* [PROVIDED RECORDS]:

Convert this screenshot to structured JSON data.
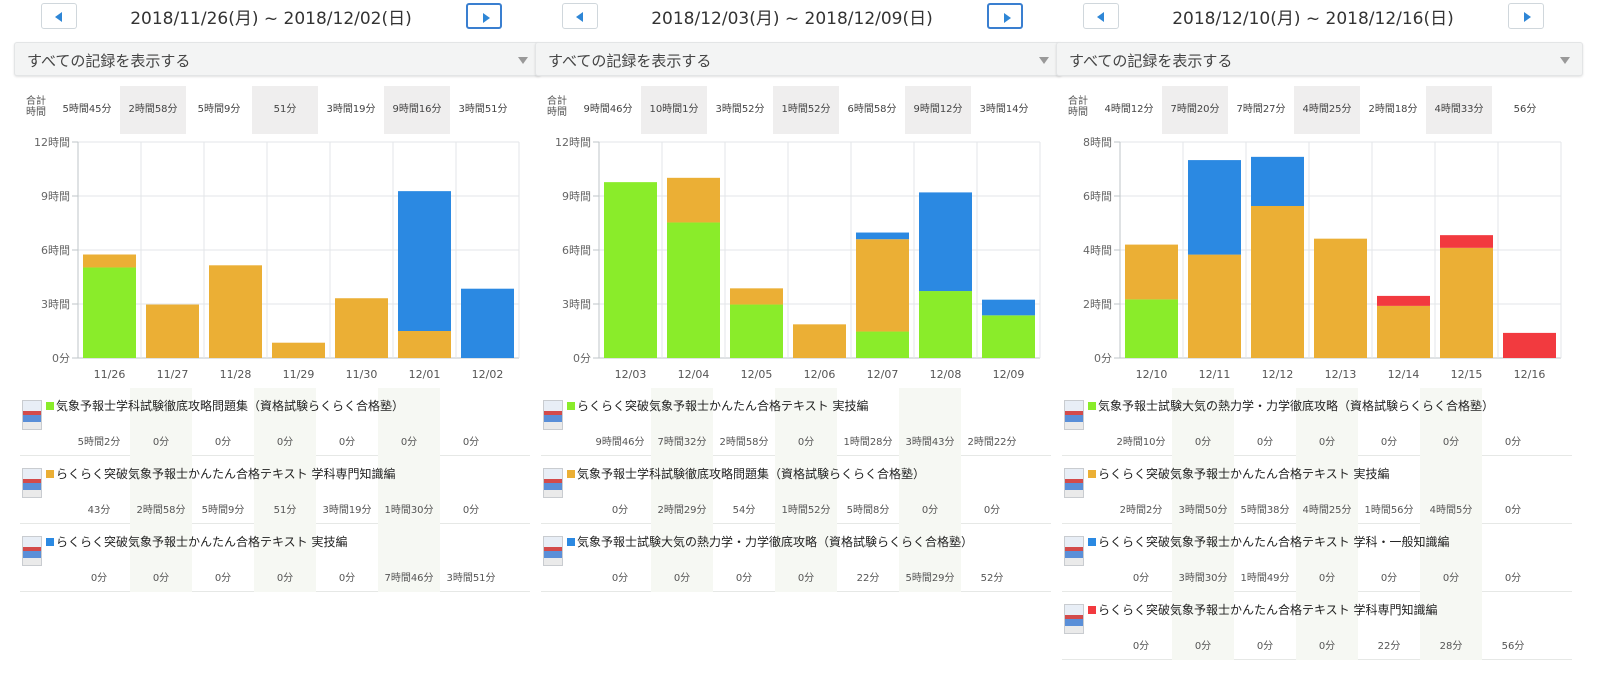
{
  "colors": {
    "green": "#8aec2a",
    "orange": "#ebaf35",
    "blue": "#2b89e2",
    "red": "#f23a3f"
  },
  "filter_label": "すべての記録を表示する",
  "totals_label_line1": "合計",
  "totals_label_line2": "時間",
  "weeks": [
    {
      "week_label": "2018/11/26(月) ~ 2018/12/02(日)",
      "next_active": true,
      "totals": [
        "5時間45分",
        "2時間58分",
        "5時間9分",
        "51分",
        "3時間19分",
        "9時間16分",
        "3時間51分"
      ],
      "books": [
        {
          "title": "気象予報士学科試験徹底攻略問題集（資格試験らくらく合格塾）",
          "color": "#8aec2a",
          "times": [
            "5時間2分",
            "0分",
            "0分",
            "0分",
            "0分",
            "0分",
            "0分"
          ]
        },
        {
          "title": "らくらく突破気象予報士かんたん合格テキスト 学科専門知識編",
          "color": "#ebaf35",
          "times": [
            "43分",
            "2時間58分",
            "5時間9分",
            "51分",
            "3時間19分",
            "1時間30分",
            "0分"
          ]
        },
        {
          "title": "らくらく突破気象予報士かんたん合格テキスト 実技編",
          "color": "#2b89e2",
          "times": [
            "0分",
            "0分",
            "0分",
            "0分",
            "0分",
            "7時間46分",
            "3時間51分"
          ]
        }
      ]
    },
    {
      "week_label": "2018/12/03(月) ~ 2018/12/09(日)",
      "next_active": true,
      "totals": [
        "9時間46分",
        "10時間1分",
        "3時間52分",
        "1時間52分",
        "6時間58分",
        "9時間12分",
        "3時間14分"
      ],
      "books": [
        {
          "title": "らくらく突破気象予報士かんたん合格テキスト 実技編",
          "color": "#8aec2a",
          "times": [
            "9時間46分",
            "7時間32分",
            "2時間58分",
            "0分",
            "1時間28分",
            "3時間43分",
            "2時間22分"
          ]
        },
        {
          "title": "気象予報士学科試験徹底攻略問題集（資格試験らくらく合格塾）",
          "color": "#ebaf35",
          "times": [
            "0分",
            "2時間29分",
            "54分",
            "1時間52分",
            "5時間8分",
            "0分",
            "0分"
          ]
        },
        {
          "title": "気象予報士試験大気の熱力学・力学徹底攻略（資格試験らくらく合格塾）",
          "color": "#2b89e2",
          "times": [
            "0分",
            "0分",
            "0分",
            "0分",
            "22分",
            "5時間29分",
            "52分"
          ]
        }
      ]
    },
    {
      "week_label": "2018/12/10(月) ~ 2018/12/16(日)",
      "next_active": false,
      "totals": [
        "4時間12分",
        "7時間20分",
        "7時間27分",
        "4時間25分",
        "2時間18分",
        "4時間33分",
        "56分"
      ],
      "books": [
        {
          "title": "気象予報士試験大気の熱力学・力学徹底攻略（資格試験らくらく合格塾）",
          "color": "#8aec2a",
          "times": [
            "2時間10分",
            "0分",
            "0分",
            "0分",
            "0分",
            "0分",
            "0分"
          ]
        },
        {
          "title": "らくらく突破気象予報士かんたん合格テキスト 実技編",
          "color": "#ebaf35",
          "times": [
            "2時間2分",
            "3時間50分",
            "5時間38分",
            "4時間25分",
            "1時間56分",
            "4時間5分",
            "0分"
          ]
        },
        {
          "title": "らくらく突破気象予報士かんたん合格テキスト 学科・一般知識編",
          "color": "#2b89e2",
          "times": [
            "0分",
            "3時間30分",
            "1時間49分",
            "0分",
            "0分",
            "0分",
            "0分"
          ]
        },
        {
          "title": "らくらく突破気象予報士かんたん合格テキスト 学科専門知識編",
          "color": "#f23a3f",
          "times": [
            "0分",
            "0分",
            "0分",
            "0分",
            "22分",
            "28分",
            "56分"
          ]
        }
      ]
    }
  ],
  "chart_data": [
    {
      "type": "bar",
      "stacked": true,
      "categories": [
        "11/26",
        "11/27",
        "11/28",
        "11/29",
        "11/30",
        "12/01",
        "12/02"
      ],
      "y_ticks": [
        "0分",
        "3時間",
        "6時間",
        "9時間",
        "12時間"
      ],
      "ylim": [
        0,
        12
      ],
      "grid": true,
      "series": [
        {
          "name": "気象予報士学科試験徹底攻略問題集（資格試験らくらく合格塾）",
          "color": "#8aec2a",
          "values": [
            5.03,
            0,
            0,
            0,
            0,
            0,
            0
          ]
        },
        {
          "name": "らくらく突破気象予報士かんたん合格テキスト 学科専門知識編",
          "color": "#ebaf35",
          "values": [
            0.72,
            2.97,
            5.15,
            0.85,
            3.32,
            1.5,
            0
          ]
        },
        {
          "name": "らくらく突破気象予報士かんたん合格テキスト 実技編",
          "color": "#2b89e2",
          "values": [
            0,
            0,
            0,
            0,
            0,
            7.77,
            3.85
          ]
        }
      ]
    },
    {
      "type": "bar",
      "stacked": true,
      "categories": [
        "12/03",
        "12/04",
        "12/05",
        "12/06",
        "12/07",
        "12/08",
        "12/09"
      ],
      "y_ticks": [
        "0分",
        "3時間",
        "6時間",
        "9時間",
        "12時間"
      ],
      "ylim": [
        0,
        12
      ],
      "grid": true,
      "series": [
        {
          "name": "らくらく突破気象予報士かんたん合格テキスト 実技編",
          "color": "#8aec2a",
          "values": [
            9.77,
            7.53,
            2.97,
            0,
            1.47,
            3.72,
            2.37
          ]
        },
        {
          "name": "気象予報士学科試験徹底攻略問題集（資格試験らくらく合格塾）",
          "color": "#ebaf35",
          "values": [
            0,
            2.48,
            0.9,
            1.87,
            5.13,
            0,
            0
          ]
        },
        {
          "name": "気象予報士試験大気の熱力学・力学徹底攻略（資格試験らくらく合格塾）",
          "color": "#2b89e2",
          "values": [
            0,
            0,
            0,
            0,
            0.37,
            5.48,
            0.87
          ]
        }
      ]
    },
    {
      "type": "bar",
      "stacked": true,
      "categories": [
        "12/10",
        "12/11",
        "12/12",
        "12/13",
        "12/14",
        "12/15",
        "12/16"
      ],
      "y_ticks": [
        "0分",
        "2時間",
        "4時間",
        "6時間",
        "8時間"
      ],
      "ylim": [
        0,
        8
      ],
      "grid": true,
      "series": [
        {
          "name": "気象予報士試験大気の熱力学・力学徹底攻略（資格試験らくらく合格塾）",
          "color": "#8aec2a",
          "values": [
            2.17,
            0,
            0,
            0,
            0,
            0,
            0
          ]
        },
        {
          "name": "らくらく突破気象予報士かんたん合格テキスト 実技編",
          "color": "#ebaf35",
          "values": [
            2.03,
            3.83,
            5.63,
            4.42,
            1.93,
            4.08,
            0
          ]
        },
        {
          "name": "らくらく突破気象予報士かんたん合格テキスト 学科・一般知識編",
          "color": "#2b89e2",
          "values": [
            0,
            3.5,
            1.82,
            0,
            0,
            0,
            0
          ]
        },
        {
          "name": "らくらく突破気象予報士かんたん合格テキスト 学科専門知識編",
          "color": "#f23a3f",
          "values": [
            0,
            0,
            0,
            0,
            0.37,
            0.47,
            0.93
          ]
        }
      ]
    }
  ]
}
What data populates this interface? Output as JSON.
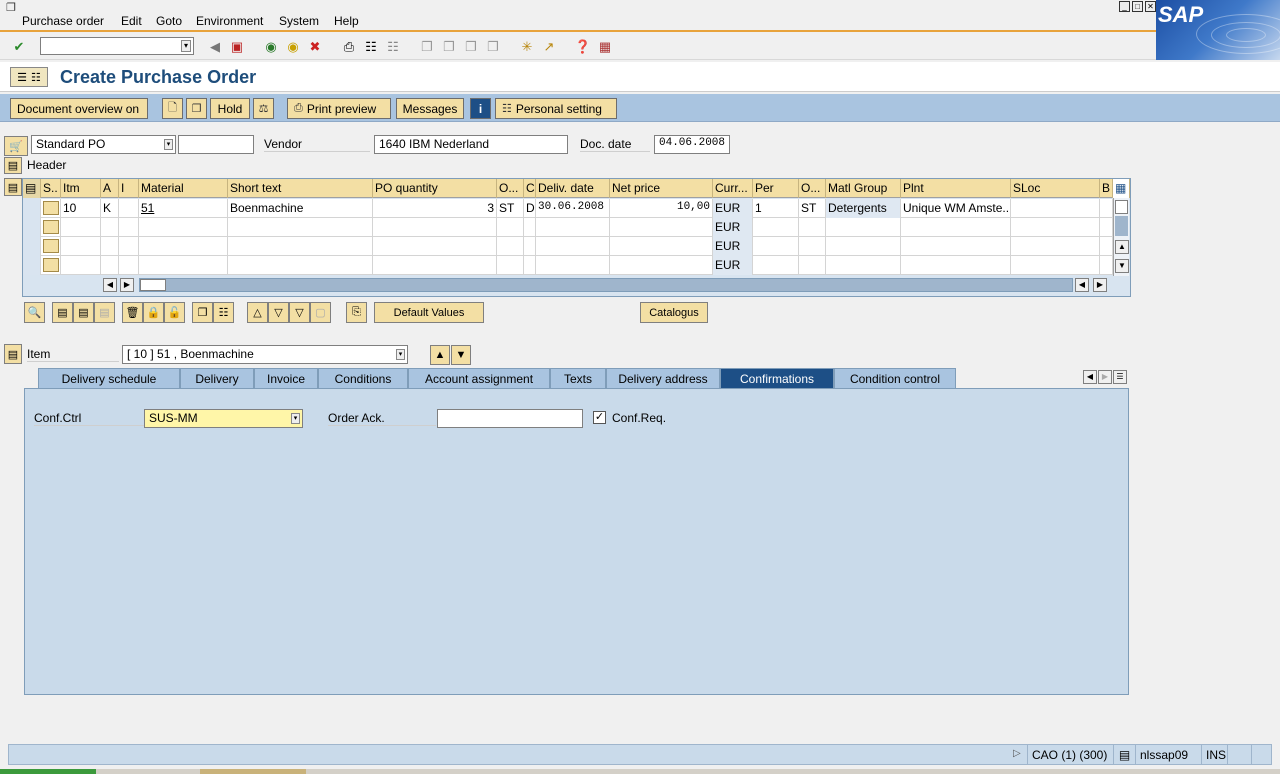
{
  "menu": {
    "items": [
      "Purchase order",
      "Edit",
      "Goto",
      "Environment",
      "System",
      "Help"
    ]
  },
  "logo": "SAP",
  "title": "Create Purchase Order",
  "app_toolbar": {
    "document_overview": "Document overview on",
    "hold": "Hold",
    "print_preview": "Print preview",
    "messages": "Messages",
    "personal_setting": "Personal setting"
  },
  "header": {
    "doc_type": "Standard PO",
    "doc_number": "",
    "vendor_label": "Vendor",
    "vendor": "1640 IBM Nederland",
    "doc_date_label": "Doc. date",
    "doc_date": "04.06.2008",
    "header_label": "Header"
  },
  "table": {
    "columns": [
      "S..",
      "Itm",
      "A",
      "I",
      "Material",
      "Short text",
      "PO quantity",
      "O...",
      "C",
      "Deliv. date",
      "Net price",
      "Curr...",
      "Per",
      "O...",
      "Matl Group",
      "Plnt",
      "SLoc",
      "B"
    ],
    "rows": [
      {
        "itm": "10",
        "a": "K",
        "i": "",
        "material": "51",
        "short_text": "Boenmachine",
        "qty": "3",
        "unit": "ST",
        "c": "D",
        "deliv_date": "30.06.2008",
        "net_price": "10,00",
        "curr": "EUR",
        "per": "1",
        "o": "ST",
        "matl_group": "Detergents",
        "plnt": "Unique WM Amste...",
        "sloc": ""
      },
      {
        "itm": "",
        "a": "",
        "i": "",
        "material": "",
        "short_text": "",
        "qty": "",
        "unit": "",
        "c": "",
        "deliv_date": "",
        "net_price": "",
        "curr": "EUR",
        "per": "",
        "o": "",
        "matl_group": "",
        "plnt": "",
        "sloc": ""
      },
      {
        "itm": "",
        "a": "",
        "i": "",
        "material": "",
        "short_text": "",
        "qty": "",
        "unit": "",
        "c": "",
        "deliv_date": "",
        "net_price": "",
        "curr": "EUR",
        "per": "",
        "o": "",
        "matl_group": "",
        "plnt": "",
        "sloc": ""
      },
      {
        "itm": "",
        "a": "",
        "i": "",
        "material": "",
        "short_text": "",
        "qty": "",
        "unit": "",
        "c": "",
        "deliv_date": "",
        "net_price": "",
        "curr": "EUR",
        "per": "",
        "o": "",
        "matl_group": "",
        "plnt": "",
        "sloc": ""
      }
    ]
  },
  "item_toolbar": {
    "default_values": "Default Values",
    "catalogue": "Catalogus"
  },
  "item": {
    "label": "Item",
    "selected": "[ 10 ] 51 , Boenmachine"
  },
  "tabs": [
    "Delivery schedule",
    "Delivery",
    "Invoice",
    "Conditions",
    "Account assignment",
    "Texts",
    "Delivery address",
    "Confirmations",
    "Condition control"
  ],
  "active_tab": "Confirmations",
  "confirmations": {
    "conf_ctrl_label": "Conf.Ctrl",
    "conf_ctrl_value": "SUS-MM",
    "order_ack_label": "Order Ack.",
    "order_ack_value": "",
    "conf_req_label": "Conf.Req.",
    "conf_req_checked": true
  },
  "status": {
    "system": "CAO (1) (300)",
    "server": "nlssap09",
    "mode": "INS"
  }
}
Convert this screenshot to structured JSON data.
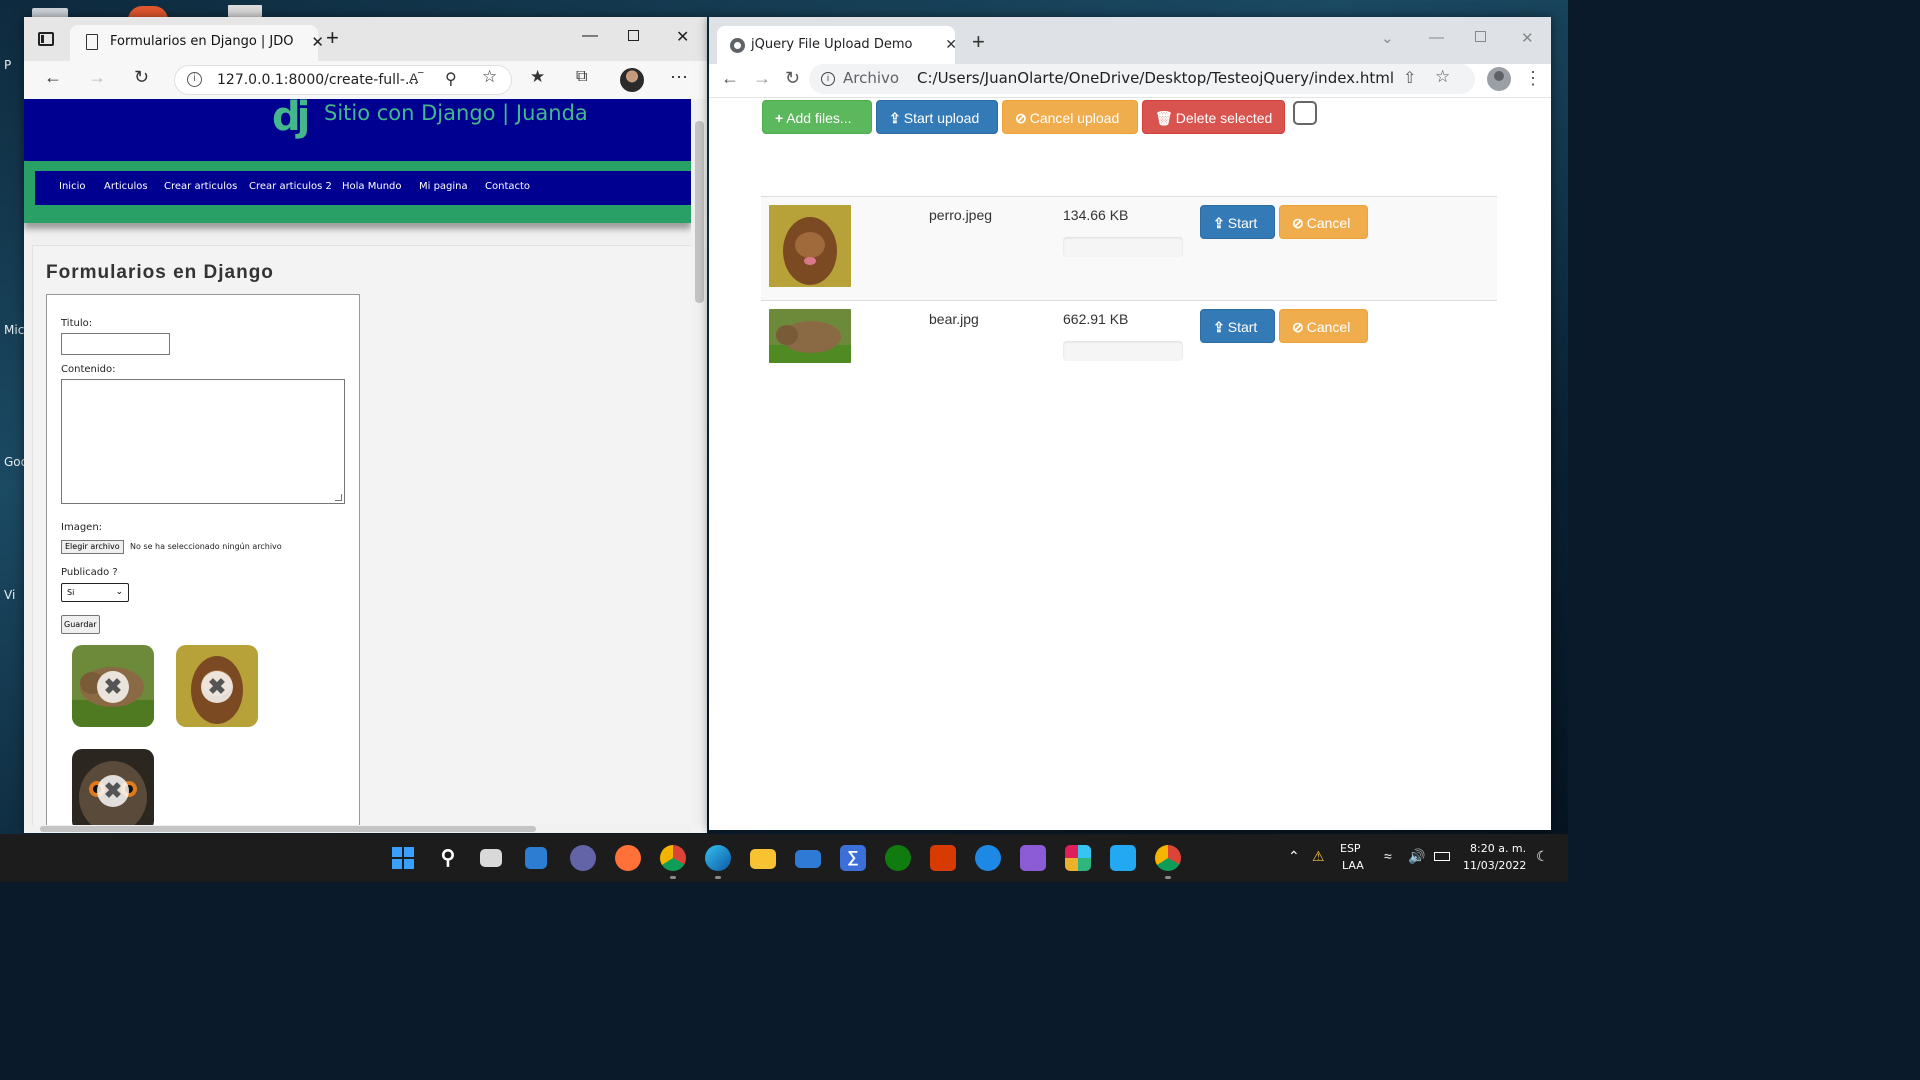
{
  "desktop": {
    "labels": [
      "P",
      "Mic",
      "Goo",
      "Vi"
    ]
  },
  "edge": {
    "tab_title": "Formularios en Django | JDO",
    "tab_close": "✕",
    "new_tab": "+",
    "url": "127.0.0.1:8000/create-full-...",
    "site": {
      "logo": "dj",
      "title": "Sitio con Django | Juanda",
      "nav": [
        "Inicio",
        "Articulos",
        "Crear articulos",
        "Crear articulos 2",
        "Hola Mundo",
        "Mi pagina",
        "Contacto"
      ]
    },
    "page_title": "Formularios en Django",
    "form": {
      "titulo_label": "Titulo:",
      "contenido_label": "Contenido:",
      "imagen_label": "Imagen:",
      "file_button": "Elegir archivo",
      "file_text": "No se ha seleccionado ningún archivo",
      "publicado_label": "Publicado ?",
      "publicado_value": "Si",
      "submit": "Guardar"
    },
    "thumbnails": [
      "bear",
      "puppy",
      "owl"
    ]
  },
  "chrome": {
    "tab_title": "jQuery File Upload Demo",
    "tab_close": "✕",
    "new_tab": "+",
    "scheme": "Archivo",
    "url": "C:/Users/JuanOlarte/OneDrive/Desktop/TesteojQuery/index.html",
    "toolbar": {
      "add_files": "Add files...",
      "start_upload": "Start upload",
      "cancel_upload": "Cancel upload",
      "delete_selected": "Delete selected"
    },
    "files": [
      {
        "name": "perro.jpeg",
        "size": "134.66 KB",
        "progress": 0,
        "start": "Start",
        "cancel": "Cancel"
      },
      {
        "name": "bear.jpg",
        "size": "662.91 KB",
        "progress": 0,
        "start": "Start",
        "cancel": "Cancel"
      }
    ]
  },
  "taskbar": {
    "lang": "ESP",
    "layout": "LAA",
    "time": "8:20 a. m.",
    "date": "11/03/2022"
  },
  "colors": {
    "site_header": "#000090",
    "site_accent": "#28a066",
    "btn_success": "#5cb85c",
    "btn_primary": "#337ab7",
    "btn_warning": "#f0ad4e",
    "btn_danger": "#d9534f"
  }
}
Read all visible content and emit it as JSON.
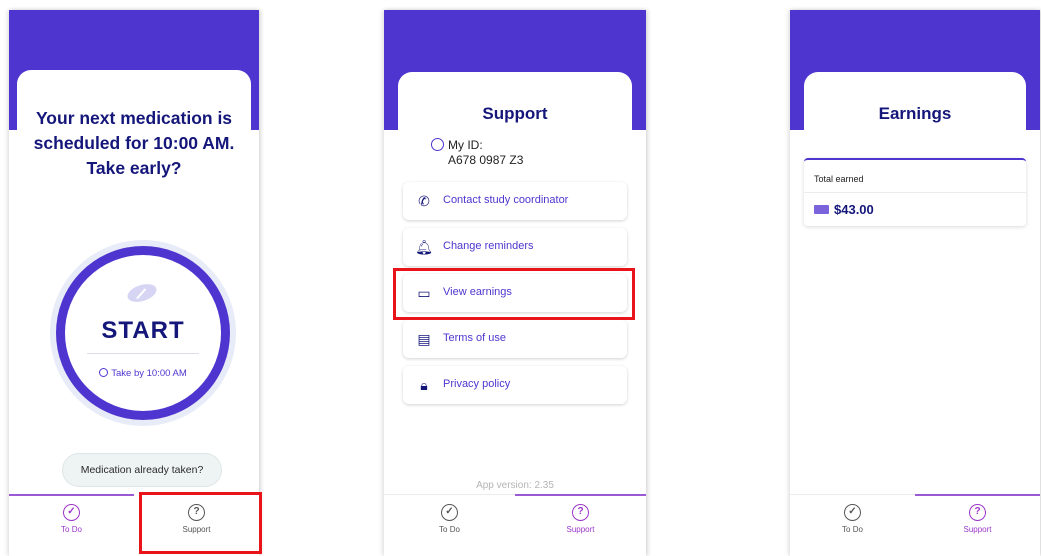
{
  "screen1": {
    "title_line1": "Your next medication is",
    "title_line2": "scheduled for 10:00 AM.",
    "title_line3": "Take early?",
    "start_label": "START",
    "take_by": "Take by 10:00 AM",
    "already_taken": "Medication already taken?",
    "nav": {
      "todo": "To Do",
      "support": "Support"
    }
  },
  "screen2": {
    "title": "Support",
    "my_id_label": "My ID:",
    "my_id_value": "A678 0987 Z3",
    "rows": [
      {
        "label": "Contact study coordinator",
        "icon": "phone-icon"
      },
      {
        "label": "Change reminders",
        "icon": "bell-icon"
      },
      {
        "label": "View earnings",
        "icon": "credit-card-icon"
      },
      {
        "label": "Terms of use",
        "icon": "document-icon"
      },
      {
        "label": "Privacy policy",
        "icon": "lock-icon"
      }
    ],
    "app_version": "App version: 2.35",
    "nav": {
      "todo": "To Do",
      "support": "Support"
    }
  },
  "screen3": {
    "title": "Earnings",
    "total_label": "Total earned",
    "total_value": "$43.00",
    "nav": {
      "todo": "To Do",
      "support": "Support"
    }
  },
  "colors": {
    "primary": "#4f35cf",
    "heading": "#14167a",
    "accent": "#9b35c9",
    "highlight": "#e8141a"
  }
}
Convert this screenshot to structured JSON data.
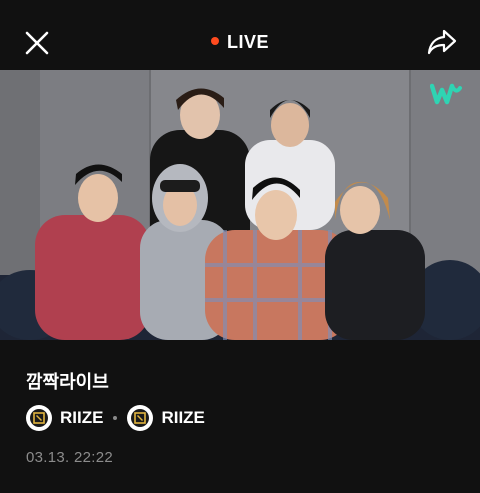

* [GIVEN INSTRUCTION]: Take the line containing "Read all visible content and emit it as JSON." and all lines after it to the end of the data above, and reproduce them exactly, leaving out pictures. Nothing else belongs in the copy.

* [REPLY]:
Read all visible content and emit it as JSON.
{
  "screen1": {
    "title_line1": "Your next medication is",
    "title_line2": "scheduled for 10:00 AM.",
    "title_line3": "Take early?",
    "start_label": "START",
    "take_by": "Take by 10:00 AM",
    "already_taken": "Medication already taken?",
    "nav": {
      "todo": "To Do",
      "support": "Support"
    }
  },
  "screen2": {
    "title": "Support",
    "my_id_label": "My ID:",
    "my_id_value": "A678 0987 Z3",
    "rows": [
      {
        "label": "Contact study coordinator",
        "icon": "phone-icon"
      },
      {
        "label": "Change reminders",
        "icon": "bell-icon"
      },
      {
        "label": "View earnings",
        "icon": "credit-card-icon"
      },
      {
        "label": "Terms of use",
        "icon": "document-icon"
      },
      {
        "label": "Privacy policy",
        "icon": "lock-icon"
      }
    ],
    "app_version": "App version: 2.35",
    "nav": {
      "todo": "To Do",
      "support": "Support"
    }
  },
  "screen3": {
    "title": "Earnings",
    "total_label": "Total earned",
    "total_value": "$43.00",
    "nav": {
      "todo": "To Do",
      "support": "Support"
    }
  },
  "colors": {
    "primary": "#4f35cf",
    "heading": "#14167a",
    "accent": "#9b35c9",
    "highlight": "#e8141a"
  }
}
Convert this screenshot to structured JSON data.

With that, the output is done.